[Records contained in a dataset]

========

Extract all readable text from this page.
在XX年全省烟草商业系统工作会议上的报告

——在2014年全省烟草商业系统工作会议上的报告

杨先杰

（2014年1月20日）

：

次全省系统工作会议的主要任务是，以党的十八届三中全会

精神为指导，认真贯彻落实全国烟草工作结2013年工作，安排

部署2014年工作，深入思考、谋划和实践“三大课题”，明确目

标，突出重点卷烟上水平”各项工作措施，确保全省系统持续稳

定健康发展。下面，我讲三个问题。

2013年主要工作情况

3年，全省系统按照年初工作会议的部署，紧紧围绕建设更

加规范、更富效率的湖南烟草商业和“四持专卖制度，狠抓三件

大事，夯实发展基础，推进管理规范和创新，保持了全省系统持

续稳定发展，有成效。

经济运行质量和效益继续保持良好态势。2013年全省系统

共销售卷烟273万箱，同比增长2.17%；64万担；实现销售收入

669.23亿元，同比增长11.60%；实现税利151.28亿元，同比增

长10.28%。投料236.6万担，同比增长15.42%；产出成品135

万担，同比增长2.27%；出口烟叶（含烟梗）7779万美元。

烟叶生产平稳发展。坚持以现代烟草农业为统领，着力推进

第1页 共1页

========

# WHAT YOU WILL DO:
Set all of the records down again, exactly as they stand.

# RESPONSE TO THIS EXERCISE:
Extract all readable text from this page.
在XX年全省烟草商业系统工作会议上的报告

——在2014年全省烟草商业系统工作会议上的报告

杨先杰

（2014年1月20日）

：

次全省系统工作会议的主要任务是，以党的十八届三中全会

精神为指导，认真贯彻落实全国烟草工作结2013年工作，安排

部署2014年工作，深入思考、谋划和实践“三大课题”，明确目

标，突出重点卷烟上水平”各项工作措施，确保全省系统持续稳

定健康发展。下面，我讲三个问题。

2013年主要工作情况

3年，全省系统按照年初工作会议的部署，紧紧围绕建设更

加规范、更富效率的湖南烟草商业和“四持专卖制度，狠抓三件

大事，夯实发展基础，推进管理规范和创新，保持了全省系统持

续稳定发展，有成效。

经济运行质量和效益继续保持良好态势。2013年全省系统

共销售卷烟273万箱，同比增长2.17%；64万担；实现销售收入

669.23亿元，同比增长11.60%；实现税利151.28亿元，同比增

长10.28%。投料236.6万担，同比增长15.42%；产出成品135

万担，同比增长2.27%；出口烟叶（含烟梗）7779万美元。

烟叶生产平稳发展。坚持以现代烟草农业为统领，着力推进

第1页 共1页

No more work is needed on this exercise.